Entries drawn from a collection
◇ ◇ ◇ ◇ ◇

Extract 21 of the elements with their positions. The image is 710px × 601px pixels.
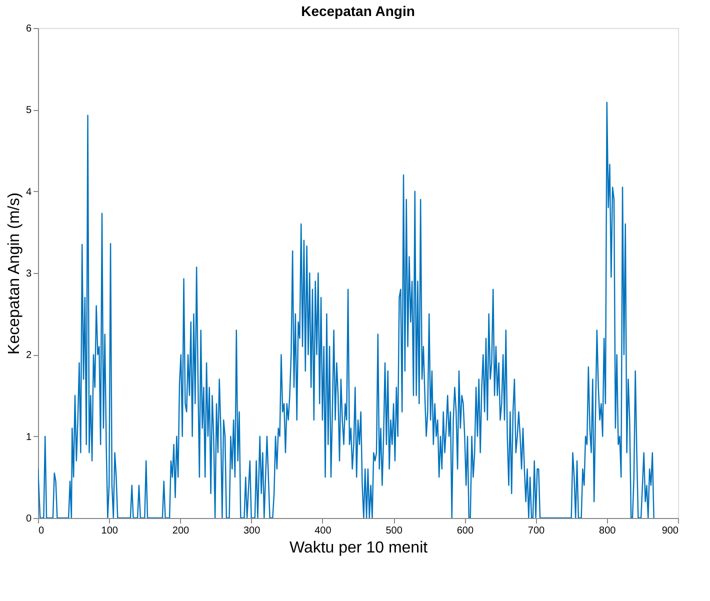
x-axis-title: Waktu per 10 menit — [289, 540, 428, 556]
y-tick-label: 6 — [26, 24, 32, 34]
x-tick-label: 700 — [528, 526, 546, 536]
x-tick-label: 600 — [456, 526, 474, 536]
y-tick-label: 1 — [26, 432, 32, 443]
x-tick-label: 100 — [101, 526, 118, 536]
y-tick-label: 2 — [26, 350, 32, 362]
x-tick-label: 200 — [172, 526, 190, 536]
y-axis-title: Kecepatan Angin (m/s) — [6, 192, 23, 354]
y-tick-label: 4 — [26, 186, 32, 198]
y-tick-label: 0 — [26, 514, 32, 524]
x-tick-label: 300 — [243, 526, 261, 536]
line-series — [38, 102, 654, 518]
x-tick-label: 500 — [386, 526, 403, 536]
x-tick-label: 800 — [599, 526, 616, 536]
chart-title: Kecepatan Angin — [301, 3, 415, 19]
x-tick-label: 400 — [314, 526, 332, 536]
y-tick-label: 5 — [26, 105, 32, 116]
x-tick-label: 0 — [38, 526, 44, 536]
y-tick-label: 3 — [26, 268, 32, 280]
x-tick-label: 900 — [662, 526, 679, 536]
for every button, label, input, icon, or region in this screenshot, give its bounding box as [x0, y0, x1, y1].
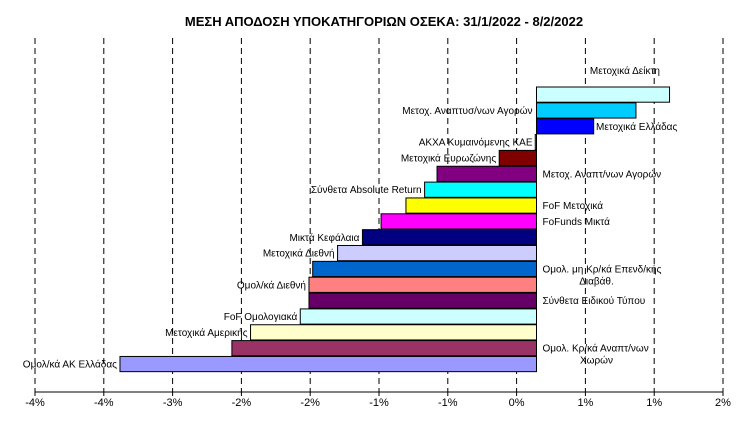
bar: [424, 181, 538, 198]
chart-title: ΜΕΣΗ ΑΠΟΔΟΣΗ ΥΠΟΚΑΤΗΓΟΡΙΩΝ ΟΣΕΚΑ: 31/1/2…: [185, 14, 583, 29]
category-label: Μικτά Κεφάλαια: [289, 232, 359, 244]
bar: [337, 245, 538, 262]
bar: [312, 260, 538, 278]
bar: [299, 308, 537, 325]
category-label: ΑΚΧΑ Κυμαινόμενης ΚΑΕ: [419, 137, 533, 149]
category-label: FoFunds Μικτά: [543, 216, 611, 228]
bar: [536, 102, 637, 119]
x-tick-label: -3%: [163, 397, 183, 409]
bar: [308, 276, 537, 293]
category-label-line: Χωρών: [580, 355, 613, 367]
bar: [436, 165, 537, 182]
x-tick-label: -1%: [369, 397, 389, 409]
x-axis: -4% -4% -3% -2% -2% -1% -1% 0% 1% 1% 2%: [25, 391, 731, 409]
bar: [380, 213, 538, 230]
bar: [536, 86, 671, 103]
x-tick-label: 2%: [715, 397, 731, 409]
category-labels: Μετοχικά Δείκτη Μετοχ. Αναπτυσ/νων Αγορών…: [23, 65, 678, 371]
bar: [361, 229, 537, 246]
bar: [536, 118, 595, 135]
category-label: Μετοχικά Δείκτη: [590, 65, 660, 77]
x-tick-label: -4%: [25, 397, 45, 409]
bar: [250, 324, 538, 341]
bar: [119, 355, 537, 373]
category-label-line: Ομολ. μη Κρ/κά Επενδ/κής: [543, 263, 662, 275]
category-label: Σύνθετα Ειδικού Τύπου: [543, 295, 646, 307]
bar: [405, 197, 538, 214]
bar: [308, 292, 537, 309]
category-label: Μετοχικά Ελλάδας: [596, 121, 677, 133]
category-label: Μετοχ. Αναπτ/νων Αγορών: [543, 168, 662, 180]
bar: [498, 149, 538, 167]
category-label: Μετοχικά Αμερικής: [165, 327, 248, 339]
x-tick-label: 0%: [509, 397, 525, 409]
category-label: Μετοχικά Διεθνή: [263, 248, 335, 260]
category-label: Ομολ/κά ΑΚ Ελλάδας: [23, 359, 117, 371]
bars: [119, 86, 671, 373]
x-tick-label: -2%: [300, 397, 320, 409]
category-label-line: Διαβάθ.: [579, 275, 614, 287]
category-label: Ομολ/κά Διεθνή: [237, 279, 306, 291]
x-tick-label: 1%: [577, 397, 593, 409]
category-label-line: Ομολ. Κρ/κά Αναπτ/νων: [543, 343, 649, 355]
category-label: Ομολ. Κρ/κά Αναπτ/νων Χωρών: [543, 343, 649, 367]
x-tick-label: -4%: [94, 397, 114, 409]
bar: [534, 134, 537, 151]
x-tick-label: -2%: [232, 397, 252, 409]
x-tick-label: -1%: [438, 397, 458, 409]
category-label: FoF Μετοχικά: [543, 200, 604, 212]
category-label: FoF Ομολογιακά: [224, 311, 298, 323]
bar: [231, 340, 537, 357]
category-label: Μετοχ. Αναπτυσ/νων Αγορών: [402, 105, 532, 117]
category-label: Ομολ. μη Κρ/κά Επενδ/κής Διαβάθ.: [543, 263, 662, 287]
category-label: Μετοχικά Ευρωζώνης: [401, 153, 497, 165]
x-tick-label: 1%: [646, 397, 662, 409]
category-label: Σύνθετα Absolute Return: [311, 184, 422, 196]
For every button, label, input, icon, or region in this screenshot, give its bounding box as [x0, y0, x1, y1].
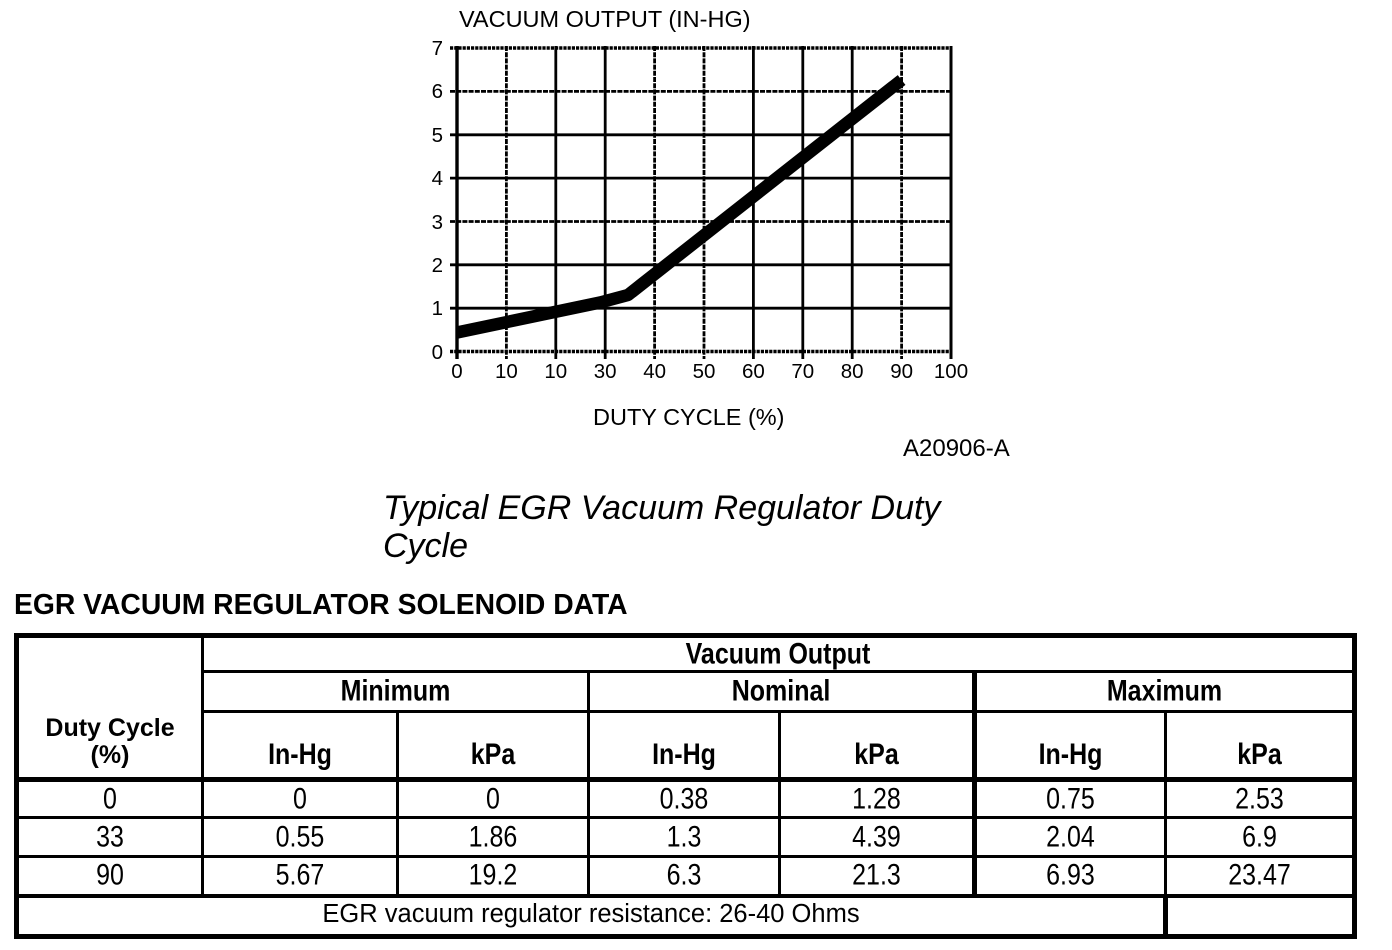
svg-text:10: 10 [544, 360, 567, 383]
svg-text:1: 1 [432, 297, 443, 320]
svg-text:4: 4 [432, 167, 443, 190]
svg-text:60: 60 [742, 360, 765, 383]
svg-text:90: 90 [890, 360, 913, 383]
svg-text:100: 100 [934, 360, 968, 383]
svg-text:80: 80 [841, 360, 864, 383]
svg-text:30: 30 [594, 360, 617, 383]
svg-text:40: 40 [643, 360, 666, 383]
svg-text:6: 6 [432, 80, 443, 103]
svg-text:0: 0 [451, 360, 462, 383]
svg-text:50: 50 [693, 360, 716, 383]
svg-text:70: 70 [791, 360, 814, 383]
svg-text:7: 7 [432, 37, 443, 60]
svg-text:2: 2 [432, 254, 443, 277]
svg-text:5: 5 [432, 124, 443, 147]
svg-text:10: 10 [495, 360, 518, 383]
svg-text:0: 0 [432, 341, 443, 364]
svg-text:3: 3 [432, 211, 443, 234]
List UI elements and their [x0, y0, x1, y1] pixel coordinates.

◇ ◇ ◇ ◇ ◇

## Written instruction
Express the lines of the listing, beginning with the line that contains "bar: [424, 181, 538, 198]" and continuing through the line that contains "x-tick-label: 1%: [646, 397, 662, 409]", both included, as a JSON list of strings with one string per line. Omit any blank lines.

## Answer to the task
[
  "bar: [424, 181, 538, 198]",
  "chart-title: ΜΕΣΗ ΑΠΟΔΟΣΗ ΥΠΟΚΑΤΗΓΟΡΙΩΝ ΟΣΕΚΑ: 31/1/2…: [185, 14, 583, 29]",
  "category-label: Μικτά Κεφάλαια: [289, 232, 359, 244]",
  "bar: [337, 245, 538, 262]",
  "bar: [312, 260, 538, 278]",
  "bar: [299, 308, 537, 325]",
  "category-label: ΑΚΧΑ Κυμαινόμενης ΚΑΕ: [419, 137, 533, 149]",
  "category-label: FoFunds Μικτά: [543, 216, 611, 228]",
  "bar: [536, 102, 637, 119]",
  "x-tick-label: -3%: [163, 397, 183, 409]",
  "bar: [308, 276, 537, 293]",
  "category-label-line: Χωρών: [580, 355, 613, 367]",
  "bar: [436, 165, 537, 182]",
  "x-tick-label: -1%: [369, 397, 389, 409]",
  "x-axis: -4% -4% -3% -2% -2% -1% -1% 0% 1% 1% 2%: [25, 391, 731, 409]",
  "bar: [380, 213, 538, 230]",
  "bar: [536, 86, 671, 103]",
  "x-tick-label: 2%: [715, 397, 731, 409]",
  "category-labels: Μετοχικά Δείκτη Μετοχ. Αναπτυσ/νων Αγορών…: [23, 65, 678, 371]",
  "bar: [361, 229, 537, 246]",
  "bar: [536, 118, 595, 135]",
  "category-label: Μετοχικά Δείκτη: [590, 65, 660, 77]",
  "x-tick-label: -4%: [25, 397, 45, 409]",
  "bar: [250, 324, 538, 341]",
  "bar: [119, 355, 537, 373]",
  "category-label-line: Ομολ. μη Κρ/κά Επενδ/κής: [543, 263, 662, 275]",
  "category-label: Σύνθετα Ειδικού Τύπου: [543, 295, 646, 307]",
  "bar: [405, 197, 538, 214]",
  "bar: [308, 292, 537, 309]",
  "category-label: Μετοχικά Ελλάδας: [596, 121, 677, 133]",
  "category-label: Μετοχ. Αναπτ/νων Αγορών: [543, 168, 662, 180]",
  "bar: [498, 149, 538, 167]",
  "category-label: Μετοχικά Αμερικής: [165, 327, 248, 339]",
  "x-tick-label: 0%: [509, 397, 525, 409]",
  "category-label: Μετοχικά Διεθνή: [263, 248, 335, 260]",
  "category-label: Ομολ/κά ΑΚ Ελλάδας: [23, 359, 117, 371]",
  "bars: [119, 86, 671, 373]",
  "x-tick-label: -2%: [300, 397, 320, 409]",
  "category-label-line: Διαβάθ.: [579, 275, 614, 287]",
  "category-label: Ομολ/κά Διεθνή: [237, 279, 306, 291]",
  "x-tick-label: 1%: [577, 397, 593, 409]",
  "category-label-line: Ομολ. Κρ/κά Αναπτ/νων: [543, 343, 649, 355]",
  "category-label: Ομολ. Κρ/κά Αναπτ/νων Χωρών: [543, 343, 649, 367]",
  "x-tick-label: -4%: [94, 397, 114, 409]",
  "bar: [534, 134, 537, 151]",
  "x-tick-label: -2%: [232, 397, 252, 409]",
  "x-tick-label: -1%: [438, 397, 458, 409]",
  "category-label: FoF Μετοχικά: [543, 200, 604, 212]",
  "category-label: FoF Ομολογιακά: [224, 311, 298, 323]",
  "bar: [231, 340, 537, 357]",
  "category-label: Μετοχ. Αναπτυσ/νων Αγορών: [402, 105, 532, 117]",
  "category-label: Ομολ. μη Κρ/κά Επενδ/κής Διαβάθ.: [543, 263, 662, 287]",
  "category-label: Μετοχικά Ευρωζώνης: [401, 153, 497, 165]",
  "x-tick-label: 1%: [646, 397, 662, 409]"
]